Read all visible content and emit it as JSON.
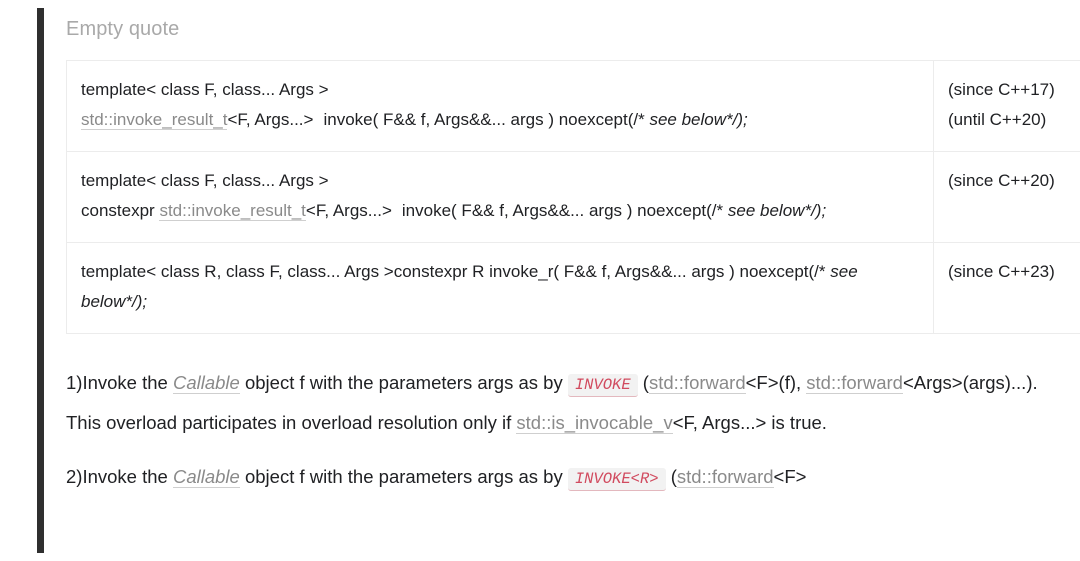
{
  "quote": {
    "caption": "Empty quote",
    "bar_color": "#2f2f2f"
  },
  "signature_table": {
    "border_color": "#ececec",
    "rows": [
      {
        "signature_parts": {
          "line1": "template< class F, class... Args >",
          "link": "std::invoke_result_t",
          "after_link": "<F, Args...>",
          "mid": "invoke( F&& f, Args&&... args ) noexcept(/*",
          "italic": "see below",
          "tail": "*/);",
          "prefix": ""
        },
        "since": [
          "(since C++17)",
          "(until C++20)"
        ]
      },
      {
        "signature_parts": {
          "line1": "template< class F, class... Args >",
          "prefix": "constexpr ",
          "link": "std::invoke_result_t",
          "after_link": "<F, Args...>",
          "mid": "invoke( F&& f, Args&&... args ) noexcept(/*",
          "italic": "see below",
          "tail": "*/);"
        },
        "since": [
          "(since C++20)"
        ]
      },
      {
        "signature_parts": {
          "line1": "template< class R, class F, class... Args >constexpr R invoke_r( F&& f, Args&&... args ) noexcept(/*",
          "italic": "see below",
          "tail": "*/);",
          "prefix": "",
          "link": "",
          "after_link": "",
          "mid": ""
        },
        "since": [
          "(since C++23)"
        ]
      }
    ]
  },
  "prose": {
    "item1": {
      "number": "1)",
      "t1": "Invoke the ",
      "callable": "Callable",
      "t2": " object f with the parameters args as by ",
      "code": "INVOKE",
      "t3": " (",
      "forward1": "std::forward",
      "t4": "<F>(f), ",
      "forward2": "std::forward",
      "t5": "<Args>(args)...). This overload participates in overload resolution only if ",
      "invocable": "std::is_invocable_v",
      "t6": "<F, Args...> is true."
    },
    "item2": {
      "number": "2)",
      "t1": "Invoke the ",
      "callable": "Callable",
      "t2": " object f with the parameters args as by ",
      "code": "INVOKE<R>",
      "t3": " (",
      "forward1": "std::forward",
      "t4": "<F>"
    }
  }
}
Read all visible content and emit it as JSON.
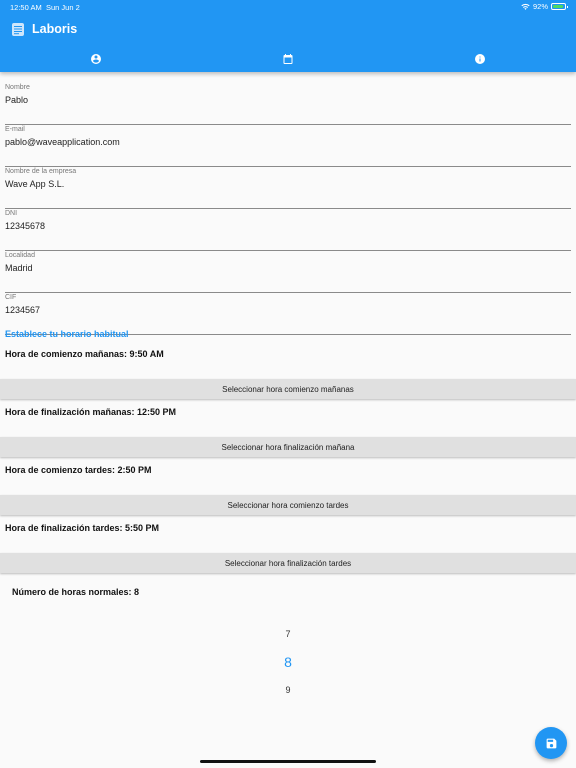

> [Task] Reproduce the data verbatim. Do not carry any picture into the copy.

> [Answer below]
Read all visible content and emit it as JSON.
{
  "quote": {
    "caption": "Empty quote",
    "bar_color": "#2f2f2f"
  },
  "signature_table": {
    "border_color": "#ececec",
    "rows": [
      {
        "signature_parts": {
          "line1": "template< class F, class... Args >",
          "link": "std::invoke_result_t",
          "after_link": "<F, Args...>",
          "mid": "invoke( F&& f, Args&&... args ) noexcept(/*",
          "italic": "see below",
          "tail": "*/);",
          "prefix": ""
        },
        "since": [
          "(since C++17)",
          "(until C++20)"
        ]
      },
      {
        "signature_parts": {
          "line1": "template< class F, class... Args >",
          "prefix": "constexpr ",
          "link": "std::invoke_result_t",
          "after_link": "<F, Args...>",
          "mid": "invoke( F&& f, Args&&... args ) noexcept(/*",
          "italic": "see below",
          "tail": "*/);"
        },
        "since": [
          "(since C++20)"
        ]
      },
      {
        "signature_parts": {
          "line1": "template< class R, class F, class... Args >constexpr R invoke_r( F&& f, Args&&... args ) noexcept(/*",
          "italic": "see below",
          "tail": "*/);",
          "prefix": "",
          "link": "",
          "after_link": "",
          "mid": ""
        },
        "since": [
          "(since C++23)"
        ]
      }
    ]
  },
  "prose": {
    "item1": {
      "number": "1)",
      "t1": "Invoke the ",
      "callable": "Callable",
      "t2": " object f with the parameters args as by ",
      "code": "INVOKE",
      "t3": " (",
      "forward1": "std::forward",
      "t4": "<F>(f), ",
      "forward2": "std::forward",
      "t5": "<Args>(args)...). This overload participates in overload resolution only if ",
      "invocable": "std::is_invocable_v",
      "t6": "<F, Args...> is true."
    },
    "item2": {
      "number": "2)",
      "t1": "Invoke the ",
      "callable": "Callable",
      "t2": " object f with the parameters args as by ",
      "code": "INVOKE<R>",
      "t3": " (",
      "forward1": "std::forward",
      "t4": "<F>"
    }
  }
}
Read all visible content and emit it as JSON.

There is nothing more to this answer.